══ STORED DATA

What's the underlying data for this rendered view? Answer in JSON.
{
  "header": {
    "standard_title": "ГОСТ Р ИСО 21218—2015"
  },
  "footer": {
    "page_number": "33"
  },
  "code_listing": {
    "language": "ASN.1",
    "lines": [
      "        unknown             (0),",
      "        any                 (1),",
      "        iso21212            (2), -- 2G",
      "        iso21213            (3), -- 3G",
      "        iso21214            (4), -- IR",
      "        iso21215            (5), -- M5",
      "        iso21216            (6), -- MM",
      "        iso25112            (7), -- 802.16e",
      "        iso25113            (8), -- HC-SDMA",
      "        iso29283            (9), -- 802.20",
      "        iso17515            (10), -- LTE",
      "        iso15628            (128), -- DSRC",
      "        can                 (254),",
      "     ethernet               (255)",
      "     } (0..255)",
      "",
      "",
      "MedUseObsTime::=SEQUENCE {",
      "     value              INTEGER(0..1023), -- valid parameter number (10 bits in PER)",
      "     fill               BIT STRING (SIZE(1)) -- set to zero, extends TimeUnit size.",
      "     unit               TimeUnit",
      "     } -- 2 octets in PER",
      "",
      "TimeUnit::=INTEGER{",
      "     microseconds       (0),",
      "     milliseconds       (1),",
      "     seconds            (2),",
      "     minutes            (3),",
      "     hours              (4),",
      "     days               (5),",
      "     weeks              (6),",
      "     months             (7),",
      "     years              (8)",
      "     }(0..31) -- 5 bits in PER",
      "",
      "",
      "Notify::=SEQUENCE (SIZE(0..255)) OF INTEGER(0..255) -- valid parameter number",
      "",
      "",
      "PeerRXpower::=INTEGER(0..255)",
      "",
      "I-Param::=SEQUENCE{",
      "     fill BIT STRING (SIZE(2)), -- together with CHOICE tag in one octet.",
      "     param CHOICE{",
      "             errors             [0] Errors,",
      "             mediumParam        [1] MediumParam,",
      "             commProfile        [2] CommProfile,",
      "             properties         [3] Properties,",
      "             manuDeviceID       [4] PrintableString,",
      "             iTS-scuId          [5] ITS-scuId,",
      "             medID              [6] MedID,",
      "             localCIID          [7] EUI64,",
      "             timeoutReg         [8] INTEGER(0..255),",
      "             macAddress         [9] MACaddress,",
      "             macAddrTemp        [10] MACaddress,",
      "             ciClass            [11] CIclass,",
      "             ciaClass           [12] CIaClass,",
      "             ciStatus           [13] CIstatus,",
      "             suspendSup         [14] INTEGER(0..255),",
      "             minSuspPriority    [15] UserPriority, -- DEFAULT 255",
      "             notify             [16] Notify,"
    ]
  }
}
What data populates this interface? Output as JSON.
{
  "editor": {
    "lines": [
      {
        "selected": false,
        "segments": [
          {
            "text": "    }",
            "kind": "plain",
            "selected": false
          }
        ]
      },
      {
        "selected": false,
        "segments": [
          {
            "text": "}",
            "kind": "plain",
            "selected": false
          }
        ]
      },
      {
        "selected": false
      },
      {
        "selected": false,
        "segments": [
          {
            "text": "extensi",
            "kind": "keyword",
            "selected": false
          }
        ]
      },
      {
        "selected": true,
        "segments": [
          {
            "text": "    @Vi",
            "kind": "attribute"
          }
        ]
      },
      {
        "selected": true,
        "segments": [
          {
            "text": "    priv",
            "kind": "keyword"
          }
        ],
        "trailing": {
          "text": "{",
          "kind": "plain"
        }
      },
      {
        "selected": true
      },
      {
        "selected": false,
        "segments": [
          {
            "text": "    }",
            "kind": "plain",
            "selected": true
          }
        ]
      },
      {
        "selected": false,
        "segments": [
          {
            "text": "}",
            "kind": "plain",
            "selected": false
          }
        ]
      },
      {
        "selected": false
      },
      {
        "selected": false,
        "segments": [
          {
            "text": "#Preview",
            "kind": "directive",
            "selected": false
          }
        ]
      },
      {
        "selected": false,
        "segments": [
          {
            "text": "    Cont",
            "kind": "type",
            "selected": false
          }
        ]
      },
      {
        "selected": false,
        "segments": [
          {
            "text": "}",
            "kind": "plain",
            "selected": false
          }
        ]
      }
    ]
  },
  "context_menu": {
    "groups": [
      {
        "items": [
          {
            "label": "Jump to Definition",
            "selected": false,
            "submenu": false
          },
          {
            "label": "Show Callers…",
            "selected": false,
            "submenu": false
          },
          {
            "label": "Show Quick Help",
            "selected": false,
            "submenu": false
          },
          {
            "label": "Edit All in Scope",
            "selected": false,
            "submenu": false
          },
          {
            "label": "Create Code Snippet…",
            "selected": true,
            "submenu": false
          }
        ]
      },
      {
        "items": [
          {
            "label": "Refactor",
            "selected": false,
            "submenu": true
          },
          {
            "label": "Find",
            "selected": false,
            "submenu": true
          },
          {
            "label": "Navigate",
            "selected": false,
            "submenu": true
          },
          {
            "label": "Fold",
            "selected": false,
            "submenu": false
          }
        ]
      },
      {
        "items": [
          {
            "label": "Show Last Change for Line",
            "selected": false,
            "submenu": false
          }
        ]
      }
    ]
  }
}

════

**WHAT IS NEEDED**
Check each line of the records above for the string "parameter", and report every line that has it.

**THE OUTPUT**
      "     value              INTEGER(0..1023), -- valid parameter number (10 bits in PER)",
      "Notify::=SEQUENCE (SIZE(0..255)) OF INTEGER(0..255) -- valid parameter number",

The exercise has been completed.